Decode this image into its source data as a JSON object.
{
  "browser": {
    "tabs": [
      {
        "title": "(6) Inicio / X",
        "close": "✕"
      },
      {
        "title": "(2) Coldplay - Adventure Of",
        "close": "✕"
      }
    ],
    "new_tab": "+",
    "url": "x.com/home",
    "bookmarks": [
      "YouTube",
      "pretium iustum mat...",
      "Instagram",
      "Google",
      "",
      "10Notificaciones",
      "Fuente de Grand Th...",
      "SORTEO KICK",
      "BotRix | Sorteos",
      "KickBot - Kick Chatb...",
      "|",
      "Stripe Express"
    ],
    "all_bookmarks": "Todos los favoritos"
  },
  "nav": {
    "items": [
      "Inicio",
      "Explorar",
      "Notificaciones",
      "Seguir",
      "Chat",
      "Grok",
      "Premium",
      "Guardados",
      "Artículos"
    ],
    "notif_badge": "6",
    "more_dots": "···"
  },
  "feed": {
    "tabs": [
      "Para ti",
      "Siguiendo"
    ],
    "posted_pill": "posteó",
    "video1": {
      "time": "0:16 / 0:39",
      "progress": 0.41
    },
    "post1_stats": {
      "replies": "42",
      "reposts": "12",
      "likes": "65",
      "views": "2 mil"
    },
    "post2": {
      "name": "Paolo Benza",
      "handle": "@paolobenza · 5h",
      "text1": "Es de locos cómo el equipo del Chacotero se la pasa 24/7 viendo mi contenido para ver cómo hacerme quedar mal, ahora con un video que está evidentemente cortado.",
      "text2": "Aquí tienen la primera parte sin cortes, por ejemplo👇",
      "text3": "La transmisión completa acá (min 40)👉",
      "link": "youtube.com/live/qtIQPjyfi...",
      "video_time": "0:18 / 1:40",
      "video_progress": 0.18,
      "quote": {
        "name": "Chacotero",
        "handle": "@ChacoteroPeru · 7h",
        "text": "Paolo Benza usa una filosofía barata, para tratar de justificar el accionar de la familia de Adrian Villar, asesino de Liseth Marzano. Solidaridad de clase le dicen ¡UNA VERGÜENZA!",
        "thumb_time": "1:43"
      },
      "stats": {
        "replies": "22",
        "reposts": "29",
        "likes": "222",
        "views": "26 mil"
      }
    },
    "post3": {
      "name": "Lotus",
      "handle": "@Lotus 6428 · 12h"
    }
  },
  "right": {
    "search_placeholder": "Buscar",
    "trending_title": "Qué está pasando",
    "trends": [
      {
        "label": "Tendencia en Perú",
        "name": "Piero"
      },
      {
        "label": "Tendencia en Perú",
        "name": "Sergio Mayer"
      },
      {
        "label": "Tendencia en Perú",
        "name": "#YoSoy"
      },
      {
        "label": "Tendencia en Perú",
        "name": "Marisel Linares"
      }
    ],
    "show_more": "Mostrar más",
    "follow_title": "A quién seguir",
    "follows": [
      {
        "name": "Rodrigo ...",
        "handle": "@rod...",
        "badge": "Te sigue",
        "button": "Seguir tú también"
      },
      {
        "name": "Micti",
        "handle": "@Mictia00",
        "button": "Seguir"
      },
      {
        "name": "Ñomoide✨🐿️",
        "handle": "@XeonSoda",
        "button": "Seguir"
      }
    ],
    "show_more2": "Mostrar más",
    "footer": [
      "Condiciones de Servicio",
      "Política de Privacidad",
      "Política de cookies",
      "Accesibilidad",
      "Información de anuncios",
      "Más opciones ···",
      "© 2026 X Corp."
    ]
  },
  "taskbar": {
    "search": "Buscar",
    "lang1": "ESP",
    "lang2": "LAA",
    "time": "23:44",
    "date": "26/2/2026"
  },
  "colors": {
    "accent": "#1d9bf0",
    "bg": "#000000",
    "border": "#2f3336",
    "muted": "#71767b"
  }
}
------------------------------------------------------------------------
> The exercise
Establish how many lines of the records contain the string "Política" and state that number without elaboration.

> Solution below
2